[Stated goal]
Gather all lines in the data that hold the string "ylabel".
* START Data for processing *
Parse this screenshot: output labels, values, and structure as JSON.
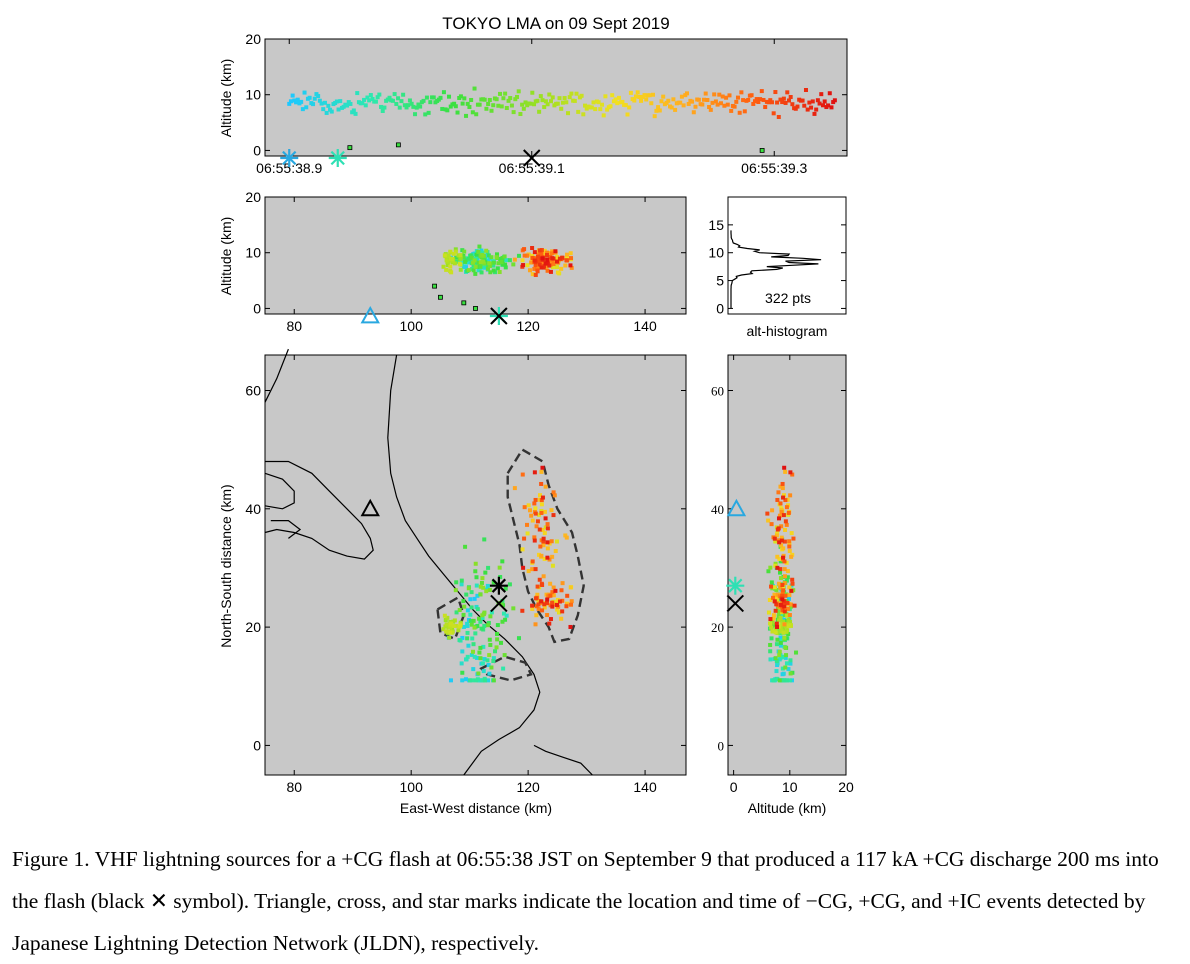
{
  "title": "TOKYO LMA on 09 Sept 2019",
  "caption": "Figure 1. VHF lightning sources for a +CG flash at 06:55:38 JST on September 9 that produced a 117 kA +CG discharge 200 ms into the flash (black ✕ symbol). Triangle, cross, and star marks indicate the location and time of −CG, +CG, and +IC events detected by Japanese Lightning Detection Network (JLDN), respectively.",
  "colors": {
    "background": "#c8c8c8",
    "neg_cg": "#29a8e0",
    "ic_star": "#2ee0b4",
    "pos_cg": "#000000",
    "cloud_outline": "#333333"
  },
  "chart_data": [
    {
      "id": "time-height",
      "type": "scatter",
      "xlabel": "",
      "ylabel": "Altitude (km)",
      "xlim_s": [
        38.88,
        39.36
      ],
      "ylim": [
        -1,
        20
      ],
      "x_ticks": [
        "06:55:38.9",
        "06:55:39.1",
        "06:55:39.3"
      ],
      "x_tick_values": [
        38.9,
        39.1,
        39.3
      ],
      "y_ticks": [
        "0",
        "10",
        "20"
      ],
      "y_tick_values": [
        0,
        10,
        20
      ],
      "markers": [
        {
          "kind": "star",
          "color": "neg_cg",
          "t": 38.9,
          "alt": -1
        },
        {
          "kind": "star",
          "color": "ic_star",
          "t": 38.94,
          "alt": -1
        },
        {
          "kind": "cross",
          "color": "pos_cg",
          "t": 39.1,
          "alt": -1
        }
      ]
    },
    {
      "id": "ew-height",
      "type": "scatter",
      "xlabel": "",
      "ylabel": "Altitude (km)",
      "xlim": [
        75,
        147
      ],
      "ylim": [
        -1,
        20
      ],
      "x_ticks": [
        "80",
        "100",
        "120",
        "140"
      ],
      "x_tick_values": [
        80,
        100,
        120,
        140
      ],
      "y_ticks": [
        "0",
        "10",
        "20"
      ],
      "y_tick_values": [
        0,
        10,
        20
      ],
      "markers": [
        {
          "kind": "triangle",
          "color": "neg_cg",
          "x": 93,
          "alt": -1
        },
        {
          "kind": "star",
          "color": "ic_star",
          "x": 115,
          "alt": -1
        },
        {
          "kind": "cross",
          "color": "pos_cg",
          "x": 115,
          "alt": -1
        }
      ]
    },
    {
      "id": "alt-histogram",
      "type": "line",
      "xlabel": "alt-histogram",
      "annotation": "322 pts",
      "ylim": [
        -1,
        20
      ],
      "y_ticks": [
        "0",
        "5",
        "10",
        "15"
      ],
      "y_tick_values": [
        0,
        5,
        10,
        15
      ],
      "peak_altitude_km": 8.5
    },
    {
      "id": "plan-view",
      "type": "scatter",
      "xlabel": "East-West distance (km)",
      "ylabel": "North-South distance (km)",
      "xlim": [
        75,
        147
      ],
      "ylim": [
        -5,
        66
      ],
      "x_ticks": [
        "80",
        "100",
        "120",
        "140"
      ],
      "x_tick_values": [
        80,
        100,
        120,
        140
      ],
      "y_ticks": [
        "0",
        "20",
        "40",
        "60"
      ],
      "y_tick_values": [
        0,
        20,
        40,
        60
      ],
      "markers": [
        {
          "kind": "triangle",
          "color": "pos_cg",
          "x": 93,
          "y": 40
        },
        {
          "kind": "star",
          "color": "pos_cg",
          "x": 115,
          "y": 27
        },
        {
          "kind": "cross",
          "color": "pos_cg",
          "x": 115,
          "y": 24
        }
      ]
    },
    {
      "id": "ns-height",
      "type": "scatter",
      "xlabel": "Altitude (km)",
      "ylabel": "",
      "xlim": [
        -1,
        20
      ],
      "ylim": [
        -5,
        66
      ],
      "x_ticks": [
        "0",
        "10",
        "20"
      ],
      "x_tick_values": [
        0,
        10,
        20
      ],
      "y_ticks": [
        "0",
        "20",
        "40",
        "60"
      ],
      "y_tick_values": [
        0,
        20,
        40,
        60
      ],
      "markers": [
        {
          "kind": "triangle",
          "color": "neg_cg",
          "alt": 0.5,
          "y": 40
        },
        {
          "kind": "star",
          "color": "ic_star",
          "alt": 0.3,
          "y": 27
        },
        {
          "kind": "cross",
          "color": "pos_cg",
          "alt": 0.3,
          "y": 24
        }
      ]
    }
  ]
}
* END Data for processing *
[Task answer]
      "ylabel": "Altitude (km)",
      "ylabel": "Altitude (km)",
      "ylabel": "North-South distance (km)",
      "ylabel": "",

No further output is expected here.